» What the task requires
Below are the records; collect from them each line containing the string "cette".

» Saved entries
———

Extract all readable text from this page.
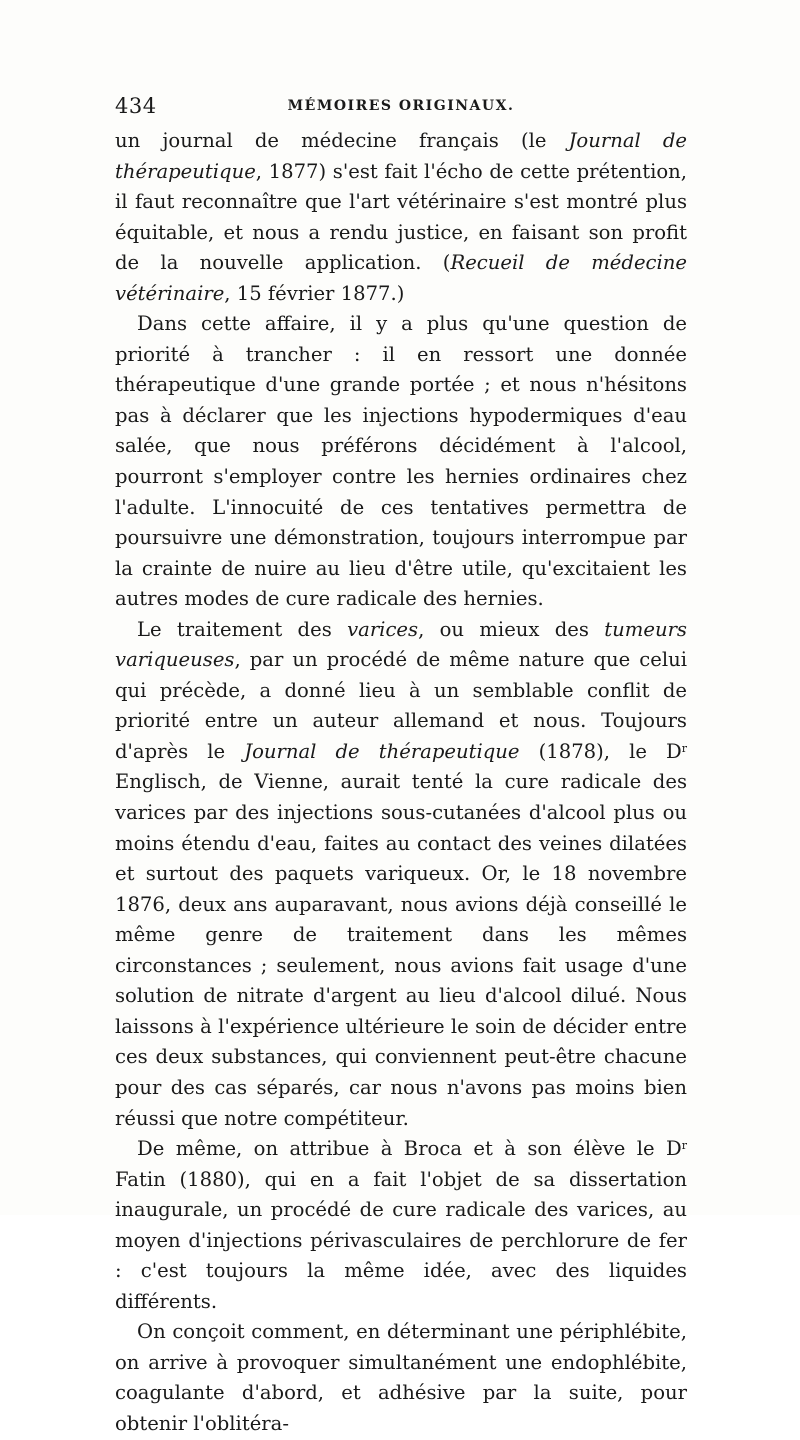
434	MÉMOIRES ORIGINAUX.

un journal de médecine français (le Journal de thérapeutique, 1877) s'est fait l'écho de cette prétention, il faut reconnaître que l'art vétérinaire s'est montré plus équitable, et nous a rendu justice, en faisant son profit de la nouvelle application. (Recueil de médecine vétérinaire, 15 février 1877.)

Dans cette affaire, il y a plus qu'une question de priorité à trancher : il en ressort une donnée thérapeutique d'une grande portée ; et nous n'hésitons pas à déclarer que les injections hypodermiques d'eau salée, que nous préférons décidément à l'alcool, pourront s'employer contre les hernies ordinaires chez l'adulte. L'innocuité de ces tentatives permettra de poursuivre une démonstration, toujours interrompue par la crainte de nuire au lieu d'être utile, qu'excitaient les autres modes de cure radicale des hernies.

Le traitement des varices, ou mieux des tumeurs variqueuses, par un procédé de même nature que celui qui précède, a donné lieu à un semblable conflit de priorité entre un auteur allemand et nous. Toujours d'après le Journal de thérapeutique (1878), le $D^r$ Englisch, de Vienne, aurait tenté la cure radicale des varices par des injections sous-cutanées d'alcool plus ou moins étendu d'eau, faites au contact des veines dilatées et surtout des paquets variqueux. Or, le 18 novembre 1876, deux ans auparavant, nous avions déjà conseillé le même genre de traitement dans les mêmes circonstances ; seulement, nous avions fait usage d'une solution de nitrate d'argent au lieu d'alcool dilué. Nous laissons à l'expérience ultérieure le soin de décider entre ces deux substances, qui conviennent peut-être chacune pour des cas séparés, car nous n'avons pas moins bien réussi que notre compétiteur.

De même, on attribue à Broca et à son élève le $D^r$ Fatin (1880), qui en a fait l'objet de sa dissertation inaugurale, un procédé de cure radicale des varices, au moyen d'injections périvasculaires de perchlorure de fer : c'est toujours la même idée, avec des liquides différents.

On conçoit comment, en déterminant une périphlébite, on arrive à provoquer simultanément une endophlébite, coagulante d'abord, et adhésive par la suite, pour obtenir l'oblitéra-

———

» Result for this exercise
un journal de médecine français (le Journal de thérapeutique, 1877) s'est fait l'écho de cette prétention, il faut reconnaître que l'art vétérinaire s'est montré plus équitable, et nous a rendu justice, en faisant son profit de la nouvelle application. (Recueil de médecine vétérinaire, 15 février 1877.)
Dans cette affaire, il y a plus qu'une question de priorité à trancher : il en ressort une donnée thérapeutique d'une grande portée ; et nous n'hésitons pas à déclarer que les injections hypodermiques d'eau salée, que nous préférons décidément à l'alcool, pourront s'employer contre les hernies ordinaires chez l'adulte. L'innocuité de ces tentatives permettra de poursuivre une démonstration, toujours interrompue par la crainte de nuire au lieu d'être utile, qu'excitaient les autres modes de cure radicale des hernies.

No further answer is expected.